### THE REQUEST
Check each line of the material below, and copy it if it holds the string "screenshot".

BEGIN ENTRIES

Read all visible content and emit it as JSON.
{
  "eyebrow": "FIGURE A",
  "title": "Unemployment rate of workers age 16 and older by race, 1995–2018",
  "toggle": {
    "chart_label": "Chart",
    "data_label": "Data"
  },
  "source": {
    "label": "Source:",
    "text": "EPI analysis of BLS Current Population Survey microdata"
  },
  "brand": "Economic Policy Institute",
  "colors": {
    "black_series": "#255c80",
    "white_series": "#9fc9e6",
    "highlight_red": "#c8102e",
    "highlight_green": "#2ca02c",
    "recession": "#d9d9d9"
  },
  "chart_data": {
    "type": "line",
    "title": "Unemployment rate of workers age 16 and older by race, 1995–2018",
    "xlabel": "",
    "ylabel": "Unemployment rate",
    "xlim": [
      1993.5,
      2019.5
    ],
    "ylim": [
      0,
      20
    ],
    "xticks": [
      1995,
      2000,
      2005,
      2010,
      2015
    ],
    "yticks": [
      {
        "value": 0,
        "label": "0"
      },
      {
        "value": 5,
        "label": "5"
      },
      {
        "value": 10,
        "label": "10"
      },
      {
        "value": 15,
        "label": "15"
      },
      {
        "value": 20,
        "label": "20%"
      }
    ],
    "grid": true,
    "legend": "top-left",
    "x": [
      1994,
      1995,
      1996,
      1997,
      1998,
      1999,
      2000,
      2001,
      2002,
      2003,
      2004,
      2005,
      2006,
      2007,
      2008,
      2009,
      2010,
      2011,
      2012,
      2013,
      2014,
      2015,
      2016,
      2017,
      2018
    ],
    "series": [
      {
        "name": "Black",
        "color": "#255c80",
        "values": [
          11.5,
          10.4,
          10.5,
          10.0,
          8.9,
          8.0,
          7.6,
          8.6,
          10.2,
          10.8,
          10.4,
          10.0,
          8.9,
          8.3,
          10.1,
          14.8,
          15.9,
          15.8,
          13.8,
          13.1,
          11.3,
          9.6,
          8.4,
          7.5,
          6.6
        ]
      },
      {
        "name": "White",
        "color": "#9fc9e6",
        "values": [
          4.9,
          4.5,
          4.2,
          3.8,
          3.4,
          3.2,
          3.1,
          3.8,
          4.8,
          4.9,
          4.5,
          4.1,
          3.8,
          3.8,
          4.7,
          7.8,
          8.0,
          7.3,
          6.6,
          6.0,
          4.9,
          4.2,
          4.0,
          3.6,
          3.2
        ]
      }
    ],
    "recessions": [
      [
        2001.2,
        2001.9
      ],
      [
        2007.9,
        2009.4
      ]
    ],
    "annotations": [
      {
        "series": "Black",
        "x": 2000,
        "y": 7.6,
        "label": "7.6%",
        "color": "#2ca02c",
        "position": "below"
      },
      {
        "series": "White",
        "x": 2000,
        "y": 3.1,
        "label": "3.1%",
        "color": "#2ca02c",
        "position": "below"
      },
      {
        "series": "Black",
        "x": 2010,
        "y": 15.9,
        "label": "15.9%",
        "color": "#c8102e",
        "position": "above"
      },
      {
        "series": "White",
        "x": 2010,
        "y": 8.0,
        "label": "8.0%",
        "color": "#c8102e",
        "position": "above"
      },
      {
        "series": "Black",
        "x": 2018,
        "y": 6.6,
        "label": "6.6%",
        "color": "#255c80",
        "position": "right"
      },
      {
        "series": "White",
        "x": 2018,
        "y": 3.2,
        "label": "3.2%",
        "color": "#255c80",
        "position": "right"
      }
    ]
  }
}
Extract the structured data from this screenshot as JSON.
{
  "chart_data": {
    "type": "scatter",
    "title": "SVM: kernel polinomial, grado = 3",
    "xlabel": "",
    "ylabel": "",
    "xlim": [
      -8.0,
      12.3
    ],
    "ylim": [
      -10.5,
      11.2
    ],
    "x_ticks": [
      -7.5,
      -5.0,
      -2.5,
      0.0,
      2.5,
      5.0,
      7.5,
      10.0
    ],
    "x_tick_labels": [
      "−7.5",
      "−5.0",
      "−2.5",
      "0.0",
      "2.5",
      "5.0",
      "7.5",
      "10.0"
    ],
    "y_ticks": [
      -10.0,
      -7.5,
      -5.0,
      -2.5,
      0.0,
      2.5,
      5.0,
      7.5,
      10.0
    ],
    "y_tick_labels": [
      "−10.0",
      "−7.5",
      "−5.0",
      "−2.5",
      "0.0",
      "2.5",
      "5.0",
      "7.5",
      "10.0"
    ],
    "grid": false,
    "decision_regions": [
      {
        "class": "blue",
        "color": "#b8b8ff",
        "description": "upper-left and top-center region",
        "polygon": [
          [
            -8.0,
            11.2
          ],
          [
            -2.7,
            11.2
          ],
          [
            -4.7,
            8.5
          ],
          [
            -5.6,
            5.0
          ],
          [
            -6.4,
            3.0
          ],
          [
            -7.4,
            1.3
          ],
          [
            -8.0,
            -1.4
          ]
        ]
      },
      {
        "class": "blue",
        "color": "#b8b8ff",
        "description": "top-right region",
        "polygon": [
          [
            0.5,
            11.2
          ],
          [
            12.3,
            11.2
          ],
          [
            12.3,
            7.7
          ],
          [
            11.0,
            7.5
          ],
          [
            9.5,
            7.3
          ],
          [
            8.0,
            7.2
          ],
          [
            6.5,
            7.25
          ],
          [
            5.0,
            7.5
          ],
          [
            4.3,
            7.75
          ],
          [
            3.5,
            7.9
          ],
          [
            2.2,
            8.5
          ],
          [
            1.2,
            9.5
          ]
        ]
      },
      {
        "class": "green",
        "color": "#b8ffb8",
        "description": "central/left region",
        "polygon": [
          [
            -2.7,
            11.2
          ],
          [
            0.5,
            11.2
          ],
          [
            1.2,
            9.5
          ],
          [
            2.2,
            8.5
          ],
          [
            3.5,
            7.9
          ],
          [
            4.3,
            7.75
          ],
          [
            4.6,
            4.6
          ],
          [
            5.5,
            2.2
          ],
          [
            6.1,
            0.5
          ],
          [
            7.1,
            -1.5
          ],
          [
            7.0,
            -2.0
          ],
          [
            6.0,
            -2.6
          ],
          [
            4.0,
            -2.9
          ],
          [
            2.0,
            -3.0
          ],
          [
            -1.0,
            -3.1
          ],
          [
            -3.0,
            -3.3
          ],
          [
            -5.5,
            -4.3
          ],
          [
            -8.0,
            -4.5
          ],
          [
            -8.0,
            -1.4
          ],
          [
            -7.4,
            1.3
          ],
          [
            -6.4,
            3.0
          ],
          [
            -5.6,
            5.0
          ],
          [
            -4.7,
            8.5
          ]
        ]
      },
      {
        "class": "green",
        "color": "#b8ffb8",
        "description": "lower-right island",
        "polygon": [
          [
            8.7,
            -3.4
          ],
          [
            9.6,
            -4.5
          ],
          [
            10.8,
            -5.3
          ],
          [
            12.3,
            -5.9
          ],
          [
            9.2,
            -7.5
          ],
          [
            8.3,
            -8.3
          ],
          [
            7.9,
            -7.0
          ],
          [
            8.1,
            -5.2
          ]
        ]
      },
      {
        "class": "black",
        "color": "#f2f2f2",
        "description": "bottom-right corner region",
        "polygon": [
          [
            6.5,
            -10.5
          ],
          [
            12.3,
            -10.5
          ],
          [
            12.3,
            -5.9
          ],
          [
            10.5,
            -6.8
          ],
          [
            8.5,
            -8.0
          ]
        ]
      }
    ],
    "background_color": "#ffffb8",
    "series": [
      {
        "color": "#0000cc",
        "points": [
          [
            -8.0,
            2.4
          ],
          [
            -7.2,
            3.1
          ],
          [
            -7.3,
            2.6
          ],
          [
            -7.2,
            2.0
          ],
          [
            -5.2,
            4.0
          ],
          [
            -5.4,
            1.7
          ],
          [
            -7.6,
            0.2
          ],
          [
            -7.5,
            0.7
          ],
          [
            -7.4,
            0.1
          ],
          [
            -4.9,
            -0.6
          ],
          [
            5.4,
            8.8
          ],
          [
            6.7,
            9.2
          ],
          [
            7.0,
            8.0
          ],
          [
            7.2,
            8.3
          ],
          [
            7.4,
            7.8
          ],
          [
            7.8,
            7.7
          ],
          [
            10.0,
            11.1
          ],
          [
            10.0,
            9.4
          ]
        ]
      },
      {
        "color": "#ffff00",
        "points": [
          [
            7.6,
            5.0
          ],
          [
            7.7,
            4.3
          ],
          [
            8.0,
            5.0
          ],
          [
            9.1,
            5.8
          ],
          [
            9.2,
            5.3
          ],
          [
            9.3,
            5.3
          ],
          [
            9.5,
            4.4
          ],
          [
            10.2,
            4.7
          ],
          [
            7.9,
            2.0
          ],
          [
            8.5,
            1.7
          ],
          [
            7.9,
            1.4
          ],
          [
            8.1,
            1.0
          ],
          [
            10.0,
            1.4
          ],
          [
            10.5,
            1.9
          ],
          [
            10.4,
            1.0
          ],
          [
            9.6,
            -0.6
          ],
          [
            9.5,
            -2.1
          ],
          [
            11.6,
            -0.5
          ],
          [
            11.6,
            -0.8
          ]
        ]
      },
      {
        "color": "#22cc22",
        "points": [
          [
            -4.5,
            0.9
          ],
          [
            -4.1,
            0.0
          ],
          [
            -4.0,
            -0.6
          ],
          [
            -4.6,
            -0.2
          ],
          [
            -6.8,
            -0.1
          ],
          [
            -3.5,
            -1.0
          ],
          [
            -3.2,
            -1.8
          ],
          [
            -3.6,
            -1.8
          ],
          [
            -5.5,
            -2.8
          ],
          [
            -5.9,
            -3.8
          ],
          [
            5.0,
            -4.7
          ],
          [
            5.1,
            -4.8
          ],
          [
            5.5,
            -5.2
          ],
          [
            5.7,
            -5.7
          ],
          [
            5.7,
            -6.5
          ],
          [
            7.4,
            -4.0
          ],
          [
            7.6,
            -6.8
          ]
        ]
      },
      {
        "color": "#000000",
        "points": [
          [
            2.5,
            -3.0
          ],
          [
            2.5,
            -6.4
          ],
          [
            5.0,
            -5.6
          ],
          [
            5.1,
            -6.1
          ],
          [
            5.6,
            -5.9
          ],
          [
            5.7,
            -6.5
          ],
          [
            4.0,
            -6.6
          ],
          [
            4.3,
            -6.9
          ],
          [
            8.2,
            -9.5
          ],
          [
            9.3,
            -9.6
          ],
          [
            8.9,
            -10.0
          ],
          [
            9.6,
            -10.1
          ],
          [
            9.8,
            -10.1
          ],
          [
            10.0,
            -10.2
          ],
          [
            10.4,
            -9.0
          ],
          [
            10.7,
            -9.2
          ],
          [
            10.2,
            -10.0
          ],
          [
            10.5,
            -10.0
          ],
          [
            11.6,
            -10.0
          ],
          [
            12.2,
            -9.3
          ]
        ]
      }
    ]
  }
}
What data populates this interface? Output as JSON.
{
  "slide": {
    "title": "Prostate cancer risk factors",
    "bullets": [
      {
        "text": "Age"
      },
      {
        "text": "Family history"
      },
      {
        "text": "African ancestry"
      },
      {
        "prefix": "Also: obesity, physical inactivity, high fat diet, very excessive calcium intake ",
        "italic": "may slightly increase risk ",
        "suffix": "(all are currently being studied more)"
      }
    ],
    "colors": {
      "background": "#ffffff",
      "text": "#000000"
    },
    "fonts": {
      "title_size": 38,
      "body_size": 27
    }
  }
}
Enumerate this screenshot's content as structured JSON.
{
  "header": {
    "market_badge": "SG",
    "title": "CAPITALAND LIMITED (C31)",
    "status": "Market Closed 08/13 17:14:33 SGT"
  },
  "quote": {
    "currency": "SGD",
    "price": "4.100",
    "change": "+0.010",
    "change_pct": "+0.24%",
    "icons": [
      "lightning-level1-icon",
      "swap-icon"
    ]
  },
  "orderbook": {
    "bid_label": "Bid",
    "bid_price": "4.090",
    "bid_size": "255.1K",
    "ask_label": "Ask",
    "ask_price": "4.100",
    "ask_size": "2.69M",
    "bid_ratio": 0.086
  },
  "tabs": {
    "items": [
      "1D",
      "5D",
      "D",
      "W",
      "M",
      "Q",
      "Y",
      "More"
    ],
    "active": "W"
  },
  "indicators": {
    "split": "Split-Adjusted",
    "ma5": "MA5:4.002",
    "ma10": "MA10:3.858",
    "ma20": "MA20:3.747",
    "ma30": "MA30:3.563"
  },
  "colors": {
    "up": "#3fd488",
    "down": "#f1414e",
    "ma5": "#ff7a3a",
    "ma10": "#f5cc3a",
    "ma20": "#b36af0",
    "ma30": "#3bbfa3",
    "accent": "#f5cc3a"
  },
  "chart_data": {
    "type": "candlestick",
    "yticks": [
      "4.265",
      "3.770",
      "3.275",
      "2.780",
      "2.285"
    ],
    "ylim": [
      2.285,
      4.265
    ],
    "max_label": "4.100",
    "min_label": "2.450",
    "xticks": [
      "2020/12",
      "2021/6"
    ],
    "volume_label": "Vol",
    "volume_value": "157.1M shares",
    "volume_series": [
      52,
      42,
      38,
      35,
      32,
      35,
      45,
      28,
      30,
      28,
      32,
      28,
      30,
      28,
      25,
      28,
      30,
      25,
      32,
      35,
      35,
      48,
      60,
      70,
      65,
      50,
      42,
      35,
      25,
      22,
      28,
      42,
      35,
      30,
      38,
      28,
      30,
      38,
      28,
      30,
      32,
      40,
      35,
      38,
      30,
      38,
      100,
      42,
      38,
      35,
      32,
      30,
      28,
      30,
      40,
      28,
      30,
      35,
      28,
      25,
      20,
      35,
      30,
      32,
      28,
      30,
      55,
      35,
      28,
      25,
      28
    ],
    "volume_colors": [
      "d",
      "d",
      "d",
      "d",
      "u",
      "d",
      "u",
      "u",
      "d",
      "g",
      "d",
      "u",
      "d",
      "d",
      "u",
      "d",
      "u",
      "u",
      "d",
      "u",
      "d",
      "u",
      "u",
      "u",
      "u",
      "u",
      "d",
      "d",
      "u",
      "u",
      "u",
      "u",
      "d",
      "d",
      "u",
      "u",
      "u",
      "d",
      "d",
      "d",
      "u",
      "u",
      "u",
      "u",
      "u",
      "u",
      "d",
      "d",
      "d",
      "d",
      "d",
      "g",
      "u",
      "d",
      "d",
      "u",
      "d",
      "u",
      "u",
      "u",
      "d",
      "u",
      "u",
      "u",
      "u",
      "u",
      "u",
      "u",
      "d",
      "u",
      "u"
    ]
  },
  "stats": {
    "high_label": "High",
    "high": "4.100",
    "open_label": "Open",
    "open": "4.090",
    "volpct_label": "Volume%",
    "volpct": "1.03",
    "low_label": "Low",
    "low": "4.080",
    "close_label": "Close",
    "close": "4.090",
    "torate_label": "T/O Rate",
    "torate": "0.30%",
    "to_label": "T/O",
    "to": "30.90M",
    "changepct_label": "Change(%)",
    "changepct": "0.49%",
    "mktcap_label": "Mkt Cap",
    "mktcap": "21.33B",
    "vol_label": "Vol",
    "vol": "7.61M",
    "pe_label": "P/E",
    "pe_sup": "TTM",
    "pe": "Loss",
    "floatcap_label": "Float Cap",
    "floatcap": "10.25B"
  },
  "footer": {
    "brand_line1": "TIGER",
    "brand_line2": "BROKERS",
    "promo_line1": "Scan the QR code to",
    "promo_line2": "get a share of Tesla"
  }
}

END ENTRIES

### PROBLEM SOLUTION
Extract the structured data from this screenshot as JSON.
Enumerate this screenshot's content as structured JSON.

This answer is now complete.